** Goal **
Isolate every line in the data with the string "true" and copy it.

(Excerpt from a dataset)
****************************************

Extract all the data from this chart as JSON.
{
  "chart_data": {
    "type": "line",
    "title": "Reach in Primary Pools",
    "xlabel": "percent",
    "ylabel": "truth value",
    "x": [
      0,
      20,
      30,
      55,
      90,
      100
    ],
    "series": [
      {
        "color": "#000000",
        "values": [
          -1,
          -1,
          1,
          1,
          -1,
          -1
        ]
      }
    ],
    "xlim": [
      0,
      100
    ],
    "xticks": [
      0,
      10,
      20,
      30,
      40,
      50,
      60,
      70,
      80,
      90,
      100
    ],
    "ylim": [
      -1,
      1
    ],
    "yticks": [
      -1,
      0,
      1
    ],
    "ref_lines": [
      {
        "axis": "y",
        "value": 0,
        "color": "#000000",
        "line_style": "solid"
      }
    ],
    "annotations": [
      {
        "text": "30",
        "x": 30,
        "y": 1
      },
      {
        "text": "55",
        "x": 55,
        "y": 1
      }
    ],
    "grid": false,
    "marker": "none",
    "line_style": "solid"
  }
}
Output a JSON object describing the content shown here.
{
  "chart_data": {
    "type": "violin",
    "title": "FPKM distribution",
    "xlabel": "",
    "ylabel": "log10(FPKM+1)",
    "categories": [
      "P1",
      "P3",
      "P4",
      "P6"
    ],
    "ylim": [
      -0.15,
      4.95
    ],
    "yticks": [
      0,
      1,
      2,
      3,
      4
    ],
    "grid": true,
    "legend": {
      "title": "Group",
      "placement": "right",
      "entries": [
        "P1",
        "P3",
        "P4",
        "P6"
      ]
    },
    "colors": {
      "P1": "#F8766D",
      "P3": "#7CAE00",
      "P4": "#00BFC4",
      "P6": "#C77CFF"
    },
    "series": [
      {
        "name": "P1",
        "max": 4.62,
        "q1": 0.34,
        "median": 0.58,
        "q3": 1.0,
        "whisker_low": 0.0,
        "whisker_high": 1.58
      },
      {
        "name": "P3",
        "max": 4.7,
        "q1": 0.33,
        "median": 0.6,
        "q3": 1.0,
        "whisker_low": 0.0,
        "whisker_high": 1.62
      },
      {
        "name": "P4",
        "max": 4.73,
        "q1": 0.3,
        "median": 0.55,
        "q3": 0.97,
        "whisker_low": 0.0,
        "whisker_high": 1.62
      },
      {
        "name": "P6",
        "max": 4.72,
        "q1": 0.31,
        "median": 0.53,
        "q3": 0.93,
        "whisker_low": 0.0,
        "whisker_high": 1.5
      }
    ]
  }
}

****************************************

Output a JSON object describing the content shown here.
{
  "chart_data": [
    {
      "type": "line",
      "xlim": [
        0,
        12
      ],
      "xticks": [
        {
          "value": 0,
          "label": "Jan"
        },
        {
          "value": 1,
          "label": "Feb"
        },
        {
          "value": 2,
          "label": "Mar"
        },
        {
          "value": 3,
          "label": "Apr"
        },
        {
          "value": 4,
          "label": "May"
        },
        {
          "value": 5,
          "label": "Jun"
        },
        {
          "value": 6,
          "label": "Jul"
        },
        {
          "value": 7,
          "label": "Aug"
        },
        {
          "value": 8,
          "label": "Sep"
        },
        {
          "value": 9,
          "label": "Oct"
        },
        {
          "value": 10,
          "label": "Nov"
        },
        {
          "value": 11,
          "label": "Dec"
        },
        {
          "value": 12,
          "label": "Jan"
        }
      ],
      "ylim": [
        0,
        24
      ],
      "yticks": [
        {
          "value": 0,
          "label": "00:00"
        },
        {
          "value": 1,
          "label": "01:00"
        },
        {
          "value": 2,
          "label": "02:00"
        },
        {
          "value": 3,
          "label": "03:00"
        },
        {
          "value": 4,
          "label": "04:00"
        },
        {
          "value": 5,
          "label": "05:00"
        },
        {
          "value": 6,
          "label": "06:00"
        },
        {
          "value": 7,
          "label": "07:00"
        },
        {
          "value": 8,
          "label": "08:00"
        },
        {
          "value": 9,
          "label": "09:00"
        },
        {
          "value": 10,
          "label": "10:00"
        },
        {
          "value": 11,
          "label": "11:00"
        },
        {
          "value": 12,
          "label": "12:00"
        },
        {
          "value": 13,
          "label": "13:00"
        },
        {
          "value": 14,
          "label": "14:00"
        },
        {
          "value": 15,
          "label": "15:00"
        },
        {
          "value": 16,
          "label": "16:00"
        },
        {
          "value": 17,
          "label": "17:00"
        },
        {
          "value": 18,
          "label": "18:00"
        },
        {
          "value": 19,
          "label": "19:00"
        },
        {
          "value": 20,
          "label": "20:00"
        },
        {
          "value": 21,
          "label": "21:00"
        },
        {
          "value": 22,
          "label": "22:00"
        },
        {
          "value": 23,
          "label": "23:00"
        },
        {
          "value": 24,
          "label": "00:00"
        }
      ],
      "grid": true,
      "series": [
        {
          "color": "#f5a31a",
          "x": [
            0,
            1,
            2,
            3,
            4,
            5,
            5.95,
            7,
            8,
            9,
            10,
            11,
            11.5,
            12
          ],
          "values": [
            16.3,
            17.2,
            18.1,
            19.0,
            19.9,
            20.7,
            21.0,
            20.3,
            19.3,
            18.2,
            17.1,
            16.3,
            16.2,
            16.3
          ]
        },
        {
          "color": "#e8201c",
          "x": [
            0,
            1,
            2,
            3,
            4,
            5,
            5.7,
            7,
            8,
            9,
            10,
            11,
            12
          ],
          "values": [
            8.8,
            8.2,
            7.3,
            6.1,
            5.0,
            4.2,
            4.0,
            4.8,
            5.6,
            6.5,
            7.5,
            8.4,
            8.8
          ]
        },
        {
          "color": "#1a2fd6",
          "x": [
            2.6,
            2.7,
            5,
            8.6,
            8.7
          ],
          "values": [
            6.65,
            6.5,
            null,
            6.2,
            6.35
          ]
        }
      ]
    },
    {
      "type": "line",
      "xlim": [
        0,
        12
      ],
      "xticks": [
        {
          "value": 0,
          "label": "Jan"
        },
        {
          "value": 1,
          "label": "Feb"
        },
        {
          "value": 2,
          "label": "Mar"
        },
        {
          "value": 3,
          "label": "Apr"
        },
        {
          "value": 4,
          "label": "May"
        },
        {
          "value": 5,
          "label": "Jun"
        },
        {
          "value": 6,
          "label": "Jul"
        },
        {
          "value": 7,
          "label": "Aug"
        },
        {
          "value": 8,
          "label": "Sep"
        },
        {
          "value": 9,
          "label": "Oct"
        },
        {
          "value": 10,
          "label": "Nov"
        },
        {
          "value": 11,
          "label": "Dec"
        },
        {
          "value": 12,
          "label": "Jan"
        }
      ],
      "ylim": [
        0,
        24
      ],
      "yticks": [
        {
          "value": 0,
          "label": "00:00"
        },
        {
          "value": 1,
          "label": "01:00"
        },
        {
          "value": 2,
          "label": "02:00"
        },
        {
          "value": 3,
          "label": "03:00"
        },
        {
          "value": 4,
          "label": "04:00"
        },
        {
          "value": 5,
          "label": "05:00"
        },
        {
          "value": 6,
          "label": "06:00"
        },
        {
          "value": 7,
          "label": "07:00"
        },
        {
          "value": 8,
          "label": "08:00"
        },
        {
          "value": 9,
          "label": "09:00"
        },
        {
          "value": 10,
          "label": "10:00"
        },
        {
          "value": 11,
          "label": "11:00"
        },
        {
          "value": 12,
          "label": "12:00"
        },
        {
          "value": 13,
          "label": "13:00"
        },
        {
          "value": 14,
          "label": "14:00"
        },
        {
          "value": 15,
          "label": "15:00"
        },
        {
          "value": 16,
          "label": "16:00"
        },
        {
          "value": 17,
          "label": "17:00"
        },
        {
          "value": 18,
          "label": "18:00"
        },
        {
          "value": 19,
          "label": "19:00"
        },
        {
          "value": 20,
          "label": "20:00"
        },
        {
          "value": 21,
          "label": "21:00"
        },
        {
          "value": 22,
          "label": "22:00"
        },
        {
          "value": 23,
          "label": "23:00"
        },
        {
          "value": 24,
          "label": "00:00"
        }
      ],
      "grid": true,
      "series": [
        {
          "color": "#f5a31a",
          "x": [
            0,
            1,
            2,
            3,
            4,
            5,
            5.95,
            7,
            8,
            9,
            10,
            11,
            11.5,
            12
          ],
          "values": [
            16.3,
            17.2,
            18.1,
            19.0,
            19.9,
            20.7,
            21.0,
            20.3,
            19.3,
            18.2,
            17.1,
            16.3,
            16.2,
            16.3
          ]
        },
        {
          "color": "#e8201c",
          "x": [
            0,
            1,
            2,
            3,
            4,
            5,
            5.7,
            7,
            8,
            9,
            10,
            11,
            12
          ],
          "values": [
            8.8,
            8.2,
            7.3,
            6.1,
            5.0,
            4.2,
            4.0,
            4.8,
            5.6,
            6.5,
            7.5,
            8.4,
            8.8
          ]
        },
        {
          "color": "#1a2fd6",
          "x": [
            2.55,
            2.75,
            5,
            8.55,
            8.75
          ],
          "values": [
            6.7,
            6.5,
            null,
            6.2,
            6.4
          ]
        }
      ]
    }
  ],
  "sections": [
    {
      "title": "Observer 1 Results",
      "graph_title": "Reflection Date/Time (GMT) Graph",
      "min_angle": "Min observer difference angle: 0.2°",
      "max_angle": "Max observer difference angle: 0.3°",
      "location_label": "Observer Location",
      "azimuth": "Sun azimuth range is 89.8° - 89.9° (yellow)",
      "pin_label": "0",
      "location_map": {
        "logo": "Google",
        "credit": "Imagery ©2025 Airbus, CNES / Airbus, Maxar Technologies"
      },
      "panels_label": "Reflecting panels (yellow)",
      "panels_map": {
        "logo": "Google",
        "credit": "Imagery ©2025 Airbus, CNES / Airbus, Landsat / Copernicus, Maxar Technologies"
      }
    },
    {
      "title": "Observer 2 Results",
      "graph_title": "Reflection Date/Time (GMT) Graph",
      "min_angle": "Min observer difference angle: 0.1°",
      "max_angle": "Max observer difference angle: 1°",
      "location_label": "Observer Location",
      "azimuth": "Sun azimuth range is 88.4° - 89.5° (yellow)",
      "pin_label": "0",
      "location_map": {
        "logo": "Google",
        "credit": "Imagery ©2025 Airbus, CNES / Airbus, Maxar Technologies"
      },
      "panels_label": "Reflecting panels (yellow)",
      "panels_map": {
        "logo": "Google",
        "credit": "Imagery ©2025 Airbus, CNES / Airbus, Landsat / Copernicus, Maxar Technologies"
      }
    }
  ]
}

****************************************

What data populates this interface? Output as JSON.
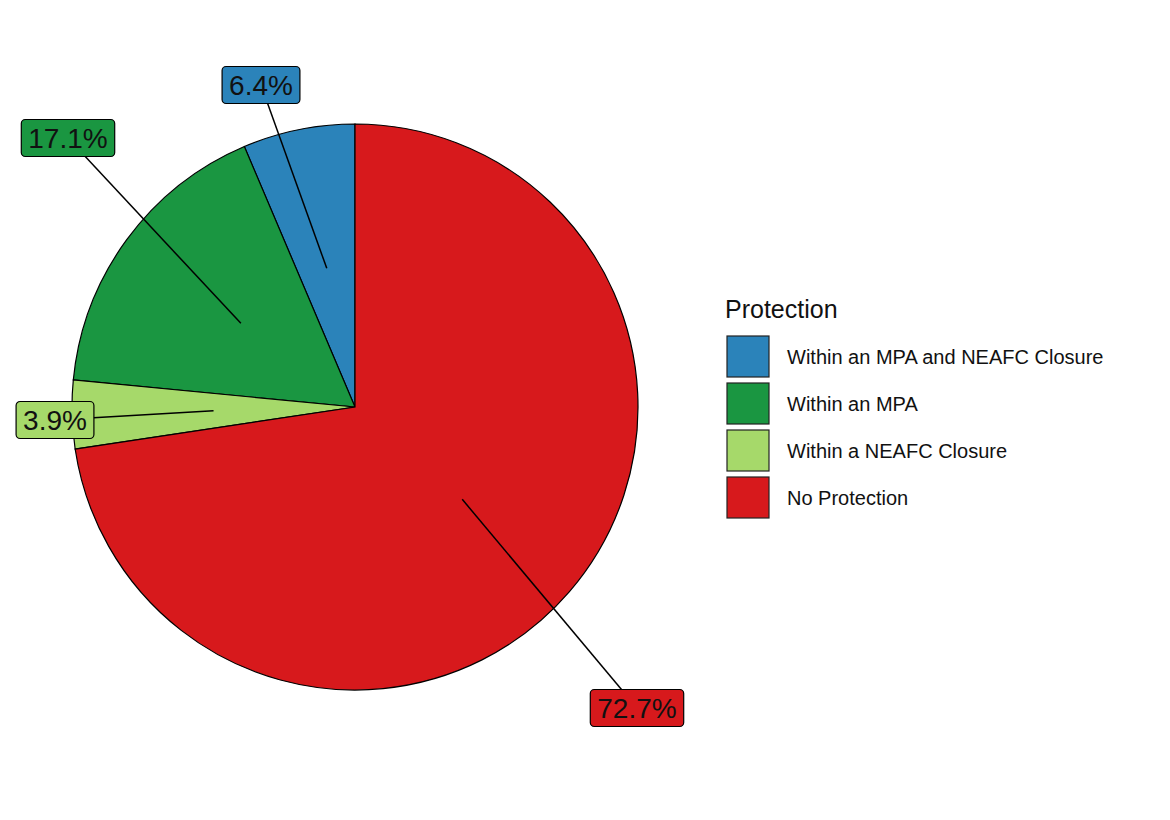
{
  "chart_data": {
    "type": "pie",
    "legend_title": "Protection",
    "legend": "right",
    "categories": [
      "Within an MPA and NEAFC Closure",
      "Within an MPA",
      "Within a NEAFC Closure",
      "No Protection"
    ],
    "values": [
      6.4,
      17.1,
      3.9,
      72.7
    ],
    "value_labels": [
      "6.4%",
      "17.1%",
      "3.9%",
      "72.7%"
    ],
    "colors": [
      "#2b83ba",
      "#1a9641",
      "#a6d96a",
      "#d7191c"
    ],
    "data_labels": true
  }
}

****************************************

** Complete output **
    "grid": true,
      "grid": true,
      "grid": true,
    "data_labels": true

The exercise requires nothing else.